§ WRITTEN INSTRUCTION: All of the data below must be repeated exactly.

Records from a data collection
========================================

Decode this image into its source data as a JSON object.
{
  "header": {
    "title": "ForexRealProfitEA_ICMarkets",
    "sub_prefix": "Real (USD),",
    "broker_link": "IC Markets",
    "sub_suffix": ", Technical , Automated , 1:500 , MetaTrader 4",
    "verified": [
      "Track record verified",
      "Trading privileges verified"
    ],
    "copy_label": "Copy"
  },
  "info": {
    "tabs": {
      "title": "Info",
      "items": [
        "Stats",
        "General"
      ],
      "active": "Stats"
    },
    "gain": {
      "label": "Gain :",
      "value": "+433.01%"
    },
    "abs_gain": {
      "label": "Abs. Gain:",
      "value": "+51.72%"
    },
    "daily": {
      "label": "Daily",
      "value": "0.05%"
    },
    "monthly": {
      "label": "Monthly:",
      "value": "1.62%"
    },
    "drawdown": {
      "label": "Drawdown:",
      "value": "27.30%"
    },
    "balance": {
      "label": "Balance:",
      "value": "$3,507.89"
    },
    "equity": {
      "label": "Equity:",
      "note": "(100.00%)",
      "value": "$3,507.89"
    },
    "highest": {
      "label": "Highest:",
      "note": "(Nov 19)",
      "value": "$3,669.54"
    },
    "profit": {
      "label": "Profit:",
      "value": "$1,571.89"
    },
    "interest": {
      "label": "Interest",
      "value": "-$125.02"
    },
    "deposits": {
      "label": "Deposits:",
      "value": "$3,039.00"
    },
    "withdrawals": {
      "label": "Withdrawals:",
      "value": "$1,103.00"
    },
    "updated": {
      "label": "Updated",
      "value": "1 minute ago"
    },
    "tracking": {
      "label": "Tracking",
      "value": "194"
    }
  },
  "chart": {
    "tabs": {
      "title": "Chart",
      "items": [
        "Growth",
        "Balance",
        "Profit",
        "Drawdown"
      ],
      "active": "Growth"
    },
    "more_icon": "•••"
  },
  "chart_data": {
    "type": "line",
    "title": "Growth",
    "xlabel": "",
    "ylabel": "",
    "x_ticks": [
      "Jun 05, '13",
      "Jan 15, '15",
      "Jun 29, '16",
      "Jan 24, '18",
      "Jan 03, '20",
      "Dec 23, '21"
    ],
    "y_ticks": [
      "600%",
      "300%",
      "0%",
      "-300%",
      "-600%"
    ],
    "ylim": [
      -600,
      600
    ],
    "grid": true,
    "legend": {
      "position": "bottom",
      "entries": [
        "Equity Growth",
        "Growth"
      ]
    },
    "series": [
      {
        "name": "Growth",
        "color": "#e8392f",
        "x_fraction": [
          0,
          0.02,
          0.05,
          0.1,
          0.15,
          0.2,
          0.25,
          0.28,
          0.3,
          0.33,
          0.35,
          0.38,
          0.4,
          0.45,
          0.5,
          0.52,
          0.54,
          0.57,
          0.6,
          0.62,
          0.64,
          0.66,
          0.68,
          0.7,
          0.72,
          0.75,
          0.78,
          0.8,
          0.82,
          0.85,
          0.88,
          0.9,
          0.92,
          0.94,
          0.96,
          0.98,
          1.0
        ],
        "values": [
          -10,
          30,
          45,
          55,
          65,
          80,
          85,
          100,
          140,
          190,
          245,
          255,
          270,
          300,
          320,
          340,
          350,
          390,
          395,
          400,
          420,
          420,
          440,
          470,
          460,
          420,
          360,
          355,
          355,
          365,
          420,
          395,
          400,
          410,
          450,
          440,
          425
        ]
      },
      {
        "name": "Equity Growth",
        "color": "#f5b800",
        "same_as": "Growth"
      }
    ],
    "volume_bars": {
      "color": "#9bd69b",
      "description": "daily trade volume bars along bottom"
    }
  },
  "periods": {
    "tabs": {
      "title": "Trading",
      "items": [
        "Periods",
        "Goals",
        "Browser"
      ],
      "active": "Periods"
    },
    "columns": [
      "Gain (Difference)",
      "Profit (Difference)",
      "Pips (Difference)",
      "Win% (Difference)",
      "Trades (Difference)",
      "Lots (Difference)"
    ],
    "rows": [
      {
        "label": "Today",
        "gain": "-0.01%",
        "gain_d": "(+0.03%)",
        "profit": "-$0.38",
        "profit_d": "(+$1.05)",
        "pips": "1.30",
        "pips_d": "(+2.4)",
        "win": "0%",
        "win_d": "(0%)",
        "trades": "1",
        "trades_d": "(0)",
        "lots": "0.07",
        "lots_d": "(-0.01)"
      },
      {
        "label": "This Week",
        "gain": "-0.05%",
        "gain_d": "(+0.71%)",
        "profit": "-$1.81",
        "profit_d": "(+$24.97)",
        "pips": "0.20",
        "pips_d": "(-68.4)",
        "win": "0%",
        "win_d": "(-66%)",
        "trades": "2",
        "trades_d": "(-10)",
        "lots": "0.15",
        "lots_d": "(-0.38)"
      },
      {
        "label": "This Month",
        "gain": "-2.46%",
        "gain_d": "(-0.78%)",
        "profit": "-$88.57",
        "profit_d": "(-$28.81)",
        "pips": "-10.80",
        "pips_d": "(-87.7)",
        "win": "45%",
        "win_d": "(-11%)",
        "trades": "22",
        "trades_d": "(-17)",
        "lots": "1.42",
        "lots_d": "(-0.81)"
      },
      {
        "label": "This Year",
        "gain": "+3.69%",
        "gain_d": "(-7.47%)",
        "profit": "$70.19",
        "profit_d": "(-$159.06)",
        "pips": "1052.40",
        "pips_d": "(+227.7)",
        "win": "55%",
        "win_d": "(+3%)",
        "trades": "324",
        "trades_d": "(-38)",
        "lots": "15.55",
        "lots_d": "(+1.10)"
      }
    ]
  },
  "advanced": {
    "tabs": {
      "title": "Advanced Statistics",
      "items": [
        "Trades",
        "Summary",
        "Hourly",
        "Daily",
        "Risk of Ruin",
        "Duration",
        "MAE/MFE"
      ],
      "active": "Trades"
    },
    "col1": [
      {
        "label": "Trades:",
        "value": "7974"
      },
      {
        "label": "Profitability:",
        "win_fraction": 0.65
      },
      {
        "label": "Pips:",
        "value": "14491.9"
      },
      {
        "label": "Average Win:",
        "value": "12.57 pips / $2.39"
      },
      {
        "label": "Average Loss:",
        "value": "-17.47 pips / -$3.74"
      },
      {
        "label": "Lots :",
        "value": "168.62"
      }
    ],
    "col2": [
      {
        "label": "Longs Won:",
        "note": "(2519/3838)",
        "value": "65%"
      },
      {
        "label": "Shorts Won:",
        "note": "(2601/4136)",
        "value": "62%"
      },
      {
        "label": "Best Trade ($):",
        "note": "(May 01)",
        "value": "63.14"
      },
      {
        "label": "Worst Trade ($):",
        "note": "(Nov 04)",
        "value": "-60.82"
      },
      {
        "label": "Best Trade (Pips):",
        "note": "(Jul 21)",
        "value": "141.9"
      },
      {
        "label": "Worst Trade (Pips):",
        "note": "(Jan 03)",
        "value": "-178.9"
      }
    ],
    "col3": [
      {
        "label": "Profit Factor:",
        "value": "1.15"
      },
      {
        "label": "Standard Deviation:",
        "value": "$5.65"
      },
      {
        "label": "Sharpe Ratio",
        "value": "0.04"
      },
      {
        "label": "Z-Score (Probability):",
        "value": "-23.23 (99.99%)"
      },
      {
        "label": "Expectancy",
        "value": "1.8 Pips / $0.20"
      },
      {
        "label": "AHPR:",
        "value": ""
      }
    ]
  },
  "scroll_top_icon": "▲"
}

========================================

§ THE ANSWER:
Decode this image into its source data as a JSON object.
{
  "header": {
    "title": "ForexRealProfitEA_ICMarkets",
    "sub_prefix": "Real (USD),",
    "broker_link": "IC Markets",
    "sub_suffix": ", Technical , Automated , 1:500 , MetaTrader 4",
    "verified": [
      "Track record verified",
      "Trading privileges verified"
    ],
    "copy_label": "Copy"
  },
  "info": {
    "tabs": {
      "title": "Info",
      "items": [
        "Stats",
        "General"
      ],
      "active": "Stats"
    },
    "gain": {
      "label": "Gain :",
      "value": "+433.01%"
    },
    "abs_gain": {
      "label": "Abs. Gain:",
      "value": "+51.72%"
    },
    "daily": {
      "label": "Daily",
      "value": "0.05%"
    },
    "monthly": {
      "label": "Monthly:",
      "value": "1.62%"
    },
    "drawdown": {
      "label": "Drawdown:",
      "value": "27.30%"
    },
    "balance": {
      "label": "Balance:",
      "value": "$3,507.89"
    },
    "equity": {
      "label": "Equity:",
      "note": "(100.00%)",
      "value": "$3,507.89"
    },
    "highest": {
      "label": "Highest:",
      "note": "(Nov 19)",
      "value": "$3,669.54"
    },
    "profit": {
      "label": "Profit:",
      "value": "$1,571.89"
    },
    "interest": {
      "label": "Interest",
      "value": "-$125.02"
    },
    "deposits": {
      "label": "Deposits:",
      "value": "$3,039.00"
    },
    "withdrawals": {
      "label": "Withdrawals:",
      "value": "$1,103.00"
    },
    "updated": {
      "label": "Updated",
      "value": "1 minute ago"
    },
    "tracking": {
      "label": "Tracking",
      "value": "194"
    }
  },
  "chart": {
    "tabs": {
      "title": "Chart",
      "items": [
        "Growth",
        "Balance",
        "Profit",
        "Drawdown"
      ],
      "active": "Growth"
    },
    "more_icon": "•••"
  },
  "chart_data": {
    "type": "line",
    "title": "Growth",
    "xlabel": "",
    "ylabel": "",
    "x_ticks": [
      "Jun 05, '13",
      "Jan 15, '15",
      "Jun 29, '16",
      "Jan 24, '18",
      "Jan 03, '20",
      "Dec 23, '21"
    ],
    "y_ticks": [
      "600%",
      "300%",
      "0%",
      "-300%",
      "-600%"
    ],
    "ylim": [
      -600,
      600
    ],
    "grid": true,
    "legend": {
      "position": "bottom",
      "entries": [
        "Equity Growth",
        "Growth"
      ]
    },
    "series": [
      {
        "name": "Growth",
        "color": "#e8392f",
        "x_fraction": [
          0,
          0.02,
          0.05,
          0.1,
          0.15,
          0.2,
          0.25,
          0.28,
          0.3,
          0.33,
          0.35,
          0.38,
          0.4,
          0.45,
          0.5,
          0.52,
          0.54,
          0.57,
          0.6,
          0.62,
          0.64,
          0.66,
          0.68,
          0.7,
          0.72,
          0.75,
          0.78,
          0.8,
          0.82,
          0.85,
          0.88,
          0.9,
          0.92,
          0.94,
          0.96,
          0.98,
          1.0
        ],
        "values": [
          -10,
          30,
          45,
          55,
          65,
          80,
          85,
          100,
          140,
          190,
          245,
          255,
          270,
          300,
          320,
          340,
          350,
          390,
          395,
          400,
          420,
          420,
          440,
          470,
          460,
          420,
          360,
          355,
          355,
          365,
          420,
          395,
          400,
          410,
          450,
          440,
          425
        ]
      },
      {
        "name": "Equity Growth",
        "color": "#f5b800",
        "same_as": "Growth"
      }
    ],
    "volume_bars": {
      "color": "#9bd69b",
      "description": "daily trade volume bars along bottom"
    }
  },
  "periods": {
    "tabs": {
      "title": "Trading",
      "items": [
        "Periods",
        "Goals",
        "Browser"
      ],
      "active": "Periods"
    },
    "columns": [
      "Gain (Difference)",
      "Profit (Difference)",
      "Pips (Difference)",
      "Win% (Difference)",
      "Trades (Difference)",
      "Lots (Difference)"
    ],
    "rows": [
      {
        "label": "Today",
        "gain": "-0.01%",
        "gain_d": "(+0.03%)",
        "profit": "-$0.38",
        "profit_d": "(+$1.05)",
        "pips": "1.30",
        "pips_d": "(+2.4)",
        "win": "0%",
        "win_d": "(0%)",
        "trades": "1",
        "trades_d": "(0)",
        "lots": "0.07",
        "lots_d": "(-0.01)"
      },
      {
        "label": "This Week",
        "gain": "-0.05%",
        "gain_d": "(+0.71%)",
        "profit": "-$1.81",
        "profit_d": "(+$24.97)",
        "pips": "0.20",
        "pips_d": "(-68.4)",
        "win": "0%",
        "win_d": "(-66%)",
        "trades": "2",
        "trades_d": "(-10)",
        "lots": "0.15",
        "lots_d": "(-0.38)"
      },
      {
        "label": "This Month",
        "gain": "-2.46%",
        "gain_d": "(-0.78%)",
        "profit": "-$88.57",
        "profit_d": "(-$28.81)",
        "pips": "-10.80",
        "pips_d": "(-87.7)",
        "win": "45%",
        "win_d": "(-11%)",
        "trades": "22",
        "trades_d": "(-17)",
        "lots": "1.42",
        "lots_d": "(-0.81)"
      },
      {
        "label": "This Year",
        "gain": "+3.69%",
        "gain_d": "(-7.47%)",
        "profit": "$70.19",
        "profit_d": "(-$159.06)",
        "pips": "1052.40",
        "pips_d": "(+227.7)",
        "win": "55%",
        "win_d": "(+3%)",
        "trades": "324",
        "trades_d": "(-38)",
        "lots": "15.55",
        "lots_d": "(+1.10)"
      }
    ]
  },
  "advanced": {
    "tabs": {
      "title": "Advanced Statistics",
      "items": [
        "Trades",
        "Summary",
        "Hourly",
        "Daily",
        "Risk of Ruin",
        "Duration",
        "MAE/MFE"
      ],
      "active": "Trades"
    },
    "col1": [
      {
        "label": "Trades:",
        "value": "7974"
      },
      {
        "label": "Profitability:",
        "win_fraction": 0.65
      },
      {
        "label": "Pips:",
        "value": "14491.9"
      },
      {
        "label": "Average Win:",
        "value": "12.57 pips / $2.39"
      },
      {
        "label": "Average Loss:",
        "value": "-17.47 pips / -$3.74"
      },
      {
        "label": "Lots :",
        "value": "168.62"
      }
    ],
    "col2": [
      {
        "label": "Longs Won:",
        "note": "(2519/3838)",
        "value": "65%"
      },
      {
        "label": "Shorts Won:",
        "note": "(2601/4136)",
        "value": "62%"
      },
      {
        "label": "Best Trade ($):",
        "note": "(May 01)",
        "value": "63.14"
      },
      {
        "label": "Worst Trade ($):",
        "note": "(Nov 04)",
        "value": "-60.82"
      },
      {
        "label": "Best Trade (Pips):",
        "note": "(Jul 21)",
        "value": "141.9"
      },
      {
        "label": "Worst Trade (Pips):",
        "note": "(Jan 03)",
        "value": "-178.9"
      }
    ],
    "col3": [
      {
        "label": "Profit Factor:",
        "value": "1.15"
      },
      {
        "label": "Standard Deviation:",
        "value": "$5.65"
      },
      {
        "label": "Sharpe Ratio",
        "value": "0.04"
      },
      {
        "label": "Z-Score (Probability):",
        "value": "-23.23 (99.99%)"
      },
      {
        "label": "Expectancy",
        "value": "1.8 Pips / $0.20"
      },
      {
        "label": "AHPR:",
        "value": ""
      }
    ]
  },
  "scroll_top_icon": "▲"
}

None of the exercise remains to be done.